§ **Tarea A**
Reescribe las filas empezando por la primera y terminando en la que contiene "entry-text: Prohlížení [270, 471, 326, 486]", ambas incluidas, con "dot-leader" sustituido por "dot-line" y todo lo demás sin cambios.

§ **Texto seleccionado**
--

Únicamente habrá que procurar que no gobiernen. Probablemente no sentirán deseos de hacerlo, pero no bastará: habrá que conseguir que no los sientan. Para ello, para que sean incompatibles la autoridad estatal y la posesión de riquezas, quienes deseen ambas cosas a la vez habrán de elegir una y renunciar a la otra. Por esto los gobernantes no poseerán nada. Así no querrán gobernar los ambiciosos.
Esta es la primera clase. La segunda es la de los gobernantes, que, según se ha dicho, no poseerán nada, con el fin de hacer desagradable la función del gobierno a los comerciantes e industriales y de que puedan dedicarse en cuerpo y alma a su tarea. Ni siquiera tendrán hijos, esposas o esposos. Así no sólo se conseguirá que las inclinaciones a la vida familiar o los desvelos por la hacienda dejen de obstaculizar los trabajos propios de la milicia y la ejecución de órdenes, sino que además se evitará que algo que la gente aprecia en demasía, la propiedad y el sexo, se interponga en la camaradería que deben sentir y practicar unos hacia otros los guerreros que constituyen la segunda casta. No es necesario afirmar que esta casta estará cerrada a la de los comerciantes e industriales.
Suyos serán el valor y la fiereza, encauzados hacia la estabilidad social. De ellos surgirán los gobernantes, que representan la inteligencia y el gobierno de la comunidad. Con toda probabilidad no querrán gobernar, pero comprenderán forzosamente que es preciso que lo hagan, pues ellos son los únicos capacitados. Serán también los únicos a quienes se negará la satisfacción de su inclinación primordial, pero gracias a ello la sociedad estará bien organizada y será perfecta.
Esta es la manera en que puede construirse un Estado sabio, porque conoce el bienestar de la ciudad, y justo, pues la justicia lo gobierna todo. Esta no es sino la armonía, que integra los elementos del conjunto porque está regida por la razón.
El que es político por ambición no está preparado para conducir la sociedad, pues, a diferencia del filósofo, habita el mundo de las sombras, de la opinión, que es ciego para los principios inmutables del pensamiento.

--

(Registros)
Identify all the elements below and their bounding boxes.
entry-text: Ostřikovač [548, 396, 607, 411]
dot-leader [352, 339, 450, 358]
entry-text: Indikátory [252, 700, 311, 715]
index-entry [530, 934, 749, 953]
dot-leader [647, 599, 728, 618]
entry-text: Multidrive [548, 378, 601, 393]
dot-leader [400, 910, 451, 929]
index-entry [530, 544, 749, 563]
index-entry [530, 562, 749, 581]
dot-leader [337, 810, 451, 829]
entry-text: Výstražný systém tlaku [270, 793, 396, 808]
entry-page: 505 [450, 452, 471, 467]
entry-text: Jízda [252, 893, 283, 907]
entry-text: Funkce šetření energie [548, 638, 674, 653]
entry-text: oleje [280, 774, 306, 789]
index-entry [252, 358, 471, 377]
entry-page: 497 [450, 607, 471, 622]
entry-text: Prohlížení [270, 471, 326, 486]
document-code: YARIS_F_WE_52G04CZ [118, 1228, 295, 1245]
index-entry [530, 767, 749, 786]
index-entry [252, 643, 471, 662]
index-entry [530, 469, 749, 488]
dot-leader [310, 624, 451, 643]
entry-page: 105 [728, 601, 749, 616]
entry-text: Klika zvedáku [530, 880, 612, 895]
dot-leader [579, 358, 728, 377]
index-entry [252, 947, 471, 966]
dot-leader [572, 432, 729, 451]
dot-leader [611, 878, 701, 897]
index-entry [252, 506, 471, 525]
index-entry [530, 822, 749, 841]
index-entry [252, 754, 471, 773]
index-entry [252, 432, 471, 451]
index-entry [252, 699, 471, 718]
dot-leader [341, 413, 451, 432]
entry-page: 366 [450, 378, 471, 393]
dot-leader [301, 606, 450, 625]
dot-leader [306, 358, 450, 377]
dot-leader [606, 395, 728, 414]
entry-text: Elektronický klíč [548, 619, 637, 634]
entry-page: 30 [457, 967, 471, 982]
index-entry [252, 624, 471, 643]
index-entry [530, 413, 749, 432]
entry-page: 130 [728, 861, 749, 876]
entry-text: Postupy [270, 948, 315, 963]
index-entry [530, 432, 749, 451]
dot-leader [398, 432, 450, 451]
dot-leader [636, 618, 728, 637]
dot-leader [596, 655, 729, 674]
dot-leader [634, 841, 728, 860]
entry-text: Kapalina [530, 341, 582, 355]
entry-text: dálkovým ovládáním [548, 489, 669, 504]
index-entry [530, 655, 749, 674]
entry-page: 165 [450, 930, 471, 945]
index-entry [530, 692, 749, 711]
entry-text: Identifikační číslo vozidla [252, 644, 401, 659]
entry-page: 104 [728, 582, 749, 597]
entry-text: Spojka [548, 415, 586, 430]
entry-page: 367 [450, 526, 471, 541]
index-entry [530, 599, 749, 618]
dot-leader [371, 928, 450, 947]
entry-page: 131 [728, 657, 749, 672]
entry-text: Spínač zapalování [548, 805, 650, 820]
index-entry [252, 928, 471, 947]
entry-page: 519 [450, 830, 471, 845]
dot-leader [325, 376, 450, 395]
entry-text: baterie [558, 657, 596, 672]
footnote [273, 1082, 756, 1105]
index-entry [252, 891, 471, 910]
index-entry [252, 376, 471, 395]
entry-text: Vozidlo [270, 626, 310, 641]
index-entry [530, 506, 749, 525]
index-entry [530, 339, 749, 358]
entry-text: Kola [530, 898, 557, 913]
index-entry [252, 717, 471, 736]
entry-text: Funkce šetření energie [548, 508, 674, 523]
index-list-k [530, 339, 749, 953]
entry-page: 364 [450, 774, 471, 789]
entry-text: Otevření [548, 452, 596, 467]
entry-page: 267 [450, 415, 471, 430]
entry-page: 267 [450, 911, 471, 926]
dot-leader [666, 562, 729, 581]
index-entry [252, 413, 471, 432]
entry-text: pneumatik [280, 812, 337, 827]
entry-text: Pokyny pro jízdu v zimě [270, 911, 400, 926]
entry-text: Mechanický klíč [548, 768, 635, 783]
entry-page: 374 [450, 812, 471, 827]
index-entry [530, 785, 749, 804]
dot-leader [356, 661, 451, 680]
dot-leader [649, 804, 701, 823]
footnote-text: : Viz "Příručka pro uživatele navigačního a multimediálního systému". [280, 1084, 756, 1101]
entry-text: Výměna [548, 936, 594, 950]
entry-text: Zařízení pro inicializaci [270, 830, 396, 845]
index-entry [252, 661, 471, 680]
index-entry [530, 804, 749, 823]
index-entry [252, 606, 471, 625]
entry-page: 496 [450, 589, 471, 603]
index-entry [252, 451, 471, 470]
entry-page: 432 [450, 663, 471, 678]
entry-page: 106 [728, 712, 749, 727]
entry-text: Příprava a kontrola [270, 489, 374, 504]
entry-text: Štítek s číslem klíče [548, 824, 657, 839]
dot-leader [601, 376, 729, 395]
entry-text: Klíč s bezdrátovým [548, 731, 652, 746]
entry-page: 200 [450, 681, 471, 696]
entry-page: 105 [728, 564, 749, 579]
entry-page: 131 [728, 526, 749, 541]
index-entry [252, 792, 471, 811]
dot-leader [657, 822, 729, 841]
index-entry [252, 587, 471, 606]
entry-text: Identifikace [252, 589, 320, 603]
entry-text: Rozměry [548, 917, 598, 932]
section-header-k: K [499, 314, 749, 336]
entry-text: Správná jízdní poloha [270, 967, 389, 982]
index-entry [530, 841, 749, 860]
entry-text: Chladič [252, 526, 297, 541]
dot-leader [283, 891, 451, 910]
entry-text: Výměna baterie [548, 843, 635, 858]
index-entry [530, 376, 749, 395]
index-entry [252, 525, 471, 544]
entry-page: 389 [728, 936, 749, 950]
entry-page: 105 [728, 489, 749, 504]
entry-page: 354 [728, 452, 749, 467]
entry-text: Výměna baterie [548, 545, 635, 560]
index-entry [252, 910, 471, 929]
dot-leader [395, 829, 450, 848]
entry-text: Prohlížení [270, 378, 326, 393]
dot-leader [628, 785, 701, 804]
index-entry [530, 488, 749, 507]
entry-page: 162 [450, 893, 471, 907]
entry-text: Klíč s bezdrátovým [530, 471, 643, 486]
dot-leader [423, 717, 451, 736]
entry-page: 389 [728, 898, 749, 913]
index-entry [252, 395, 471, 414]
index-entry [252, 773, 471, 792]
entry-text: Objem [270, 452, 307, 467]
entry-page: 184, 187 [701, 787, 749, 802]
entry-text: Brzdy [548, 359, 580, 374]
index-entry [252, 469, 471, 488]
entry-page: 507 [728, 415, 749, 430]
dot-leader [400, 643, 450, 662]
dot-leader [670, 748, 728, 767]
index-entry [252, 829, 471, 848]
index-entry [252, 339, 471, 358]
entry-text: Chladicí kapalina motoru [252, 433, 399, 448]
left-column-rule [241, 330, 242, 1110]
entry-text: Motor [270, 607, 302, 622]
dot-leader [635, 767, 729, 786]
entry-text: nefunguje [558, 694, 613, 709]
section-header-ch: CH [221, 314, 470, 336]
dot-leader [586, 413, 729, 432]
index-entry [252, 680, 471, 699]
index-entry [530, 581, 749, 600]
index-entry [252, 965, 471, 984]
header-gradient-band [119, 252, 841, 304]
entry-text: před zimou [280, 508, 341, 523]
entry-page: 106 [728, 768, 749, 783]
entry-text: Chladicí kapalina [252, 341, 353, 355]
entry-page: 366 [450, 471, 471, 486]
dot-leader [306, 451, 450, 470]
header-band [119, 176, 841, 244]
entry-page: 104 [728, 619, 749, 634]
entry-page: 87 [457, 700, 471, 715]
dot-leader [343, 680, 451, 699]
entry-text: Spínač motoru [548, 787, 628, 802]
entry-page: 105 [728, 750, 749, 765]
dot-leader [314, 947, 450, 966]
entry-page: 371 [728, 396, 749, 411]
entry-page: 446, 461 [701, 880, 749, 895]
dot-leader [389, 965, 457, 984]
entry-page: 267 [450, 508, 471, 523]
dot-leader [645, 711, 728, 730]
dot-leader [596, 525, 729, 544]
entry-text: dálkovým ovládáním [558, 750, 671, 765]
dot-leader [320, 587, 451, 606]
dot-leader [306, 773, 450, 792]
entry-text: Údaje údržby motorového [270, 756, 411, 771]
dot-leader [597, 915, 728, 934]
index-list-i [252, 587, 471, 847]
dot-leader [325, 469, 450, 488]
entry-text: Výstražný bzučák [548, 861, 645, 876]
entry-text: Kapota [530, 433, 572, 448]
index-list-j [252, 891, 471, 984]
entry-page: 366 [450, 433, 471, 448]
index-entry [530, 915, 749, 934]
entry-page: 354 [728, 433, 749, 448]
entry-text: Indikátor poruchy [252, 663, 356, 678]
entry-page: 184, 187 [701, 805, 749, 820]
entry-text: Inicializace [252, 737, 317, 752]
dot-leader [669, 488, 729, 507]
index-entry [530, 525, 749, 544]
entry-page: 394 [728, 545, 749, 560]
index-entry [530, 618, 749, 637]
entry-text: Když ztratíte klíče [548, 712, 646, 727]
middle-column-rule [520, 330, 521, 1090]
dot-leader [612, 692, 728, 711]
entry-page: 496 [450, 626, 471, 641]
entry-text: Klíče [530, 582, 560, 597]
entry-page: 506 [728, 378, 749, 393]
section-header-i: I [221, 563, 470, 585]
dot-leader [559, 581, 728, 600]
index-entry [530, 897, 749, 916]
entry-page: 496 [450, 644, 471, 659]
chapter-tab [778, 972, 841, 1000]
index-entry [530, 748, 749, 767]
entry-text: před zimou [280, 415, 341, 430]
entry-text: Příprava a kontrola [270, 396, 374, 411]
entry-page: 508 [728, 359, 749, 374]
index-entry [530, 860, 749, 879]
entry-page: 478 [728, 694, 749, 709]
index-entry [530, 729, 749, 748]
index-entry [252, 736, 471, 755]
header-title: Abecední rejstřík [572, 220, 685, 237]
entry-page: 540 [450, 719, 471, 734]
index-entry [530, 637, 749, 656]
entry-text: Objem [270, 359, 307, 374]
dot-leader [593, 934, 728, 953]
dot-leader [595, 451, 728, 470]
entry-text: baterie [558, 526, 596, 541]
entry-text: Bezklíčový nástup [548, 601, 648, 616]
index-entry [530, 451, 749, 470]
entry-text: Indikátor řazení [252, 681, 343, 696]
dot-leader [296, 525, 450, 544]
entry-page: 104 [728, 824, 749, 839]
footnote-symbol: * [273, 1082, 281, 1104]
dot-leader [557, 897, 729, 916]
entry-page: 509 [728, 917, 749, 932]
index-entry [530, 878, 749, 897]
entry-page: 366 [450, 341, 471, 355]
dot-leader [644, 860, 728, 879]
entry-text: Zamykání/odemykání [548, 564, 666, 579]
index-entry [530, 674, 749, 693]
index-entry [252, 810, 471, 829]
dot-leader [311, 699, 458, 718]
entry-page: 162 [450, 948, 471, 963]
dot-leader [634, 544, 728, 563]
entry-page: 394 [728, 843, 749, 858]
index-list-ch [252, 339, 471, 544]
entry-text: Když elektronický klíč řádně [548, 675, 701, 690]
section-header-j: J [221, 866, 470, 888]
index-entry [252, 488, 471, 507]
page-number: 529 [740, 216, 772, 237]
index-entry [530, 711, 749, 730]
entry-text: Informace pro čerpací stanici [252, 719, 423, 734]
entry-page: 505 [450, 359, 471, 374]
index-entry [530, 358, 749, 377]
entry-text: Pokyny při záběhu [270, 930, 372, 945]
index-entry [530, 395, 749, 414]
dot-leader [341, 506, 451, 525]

--

§ **Tarea B**
Según el texto seleccionado, ¿qué es la justicia?

§ **Solución detallada A**
Identify all the elements below and their bounding boxes.
entry-text: Ostřikovač [548, 396, 607, 411]
dot-line [352, 339, 450, 358]
entry-text: Indikátory [252, 700, 311, 715]
index-entry [530, 934, 749, 953]
dot-line [647, 599, 728, 618]
entry-text: Multidrive [548, 378, 601, 393]
dot-line [400, 910, 451, 929]
index-entry [530, 544, 749, 563]
index-entry [530, 562, 749, 581]
dot-line [337, 810, 451, 829]
entry-text: Výstražný systém tlaku [270, 793, 396, 808]
entry-page: 505 [450, 452, 471, 467]
entry-text: Jízda [252, 893, 283, 907]
entry-text: Funkce šetření energie [548, 638, 674, 653]
entry-text: oleje [280, 774, 306, 789]
index-entry [252, 358, 471, 377]
entry-page: 497 [450, 607, 471, 622]
entry-text: Prohlížení [270, 471, 326, 486]

§ **Solución detallada B**
Es la armonía, que integra los elementos del conjunto porque está regida por la razón.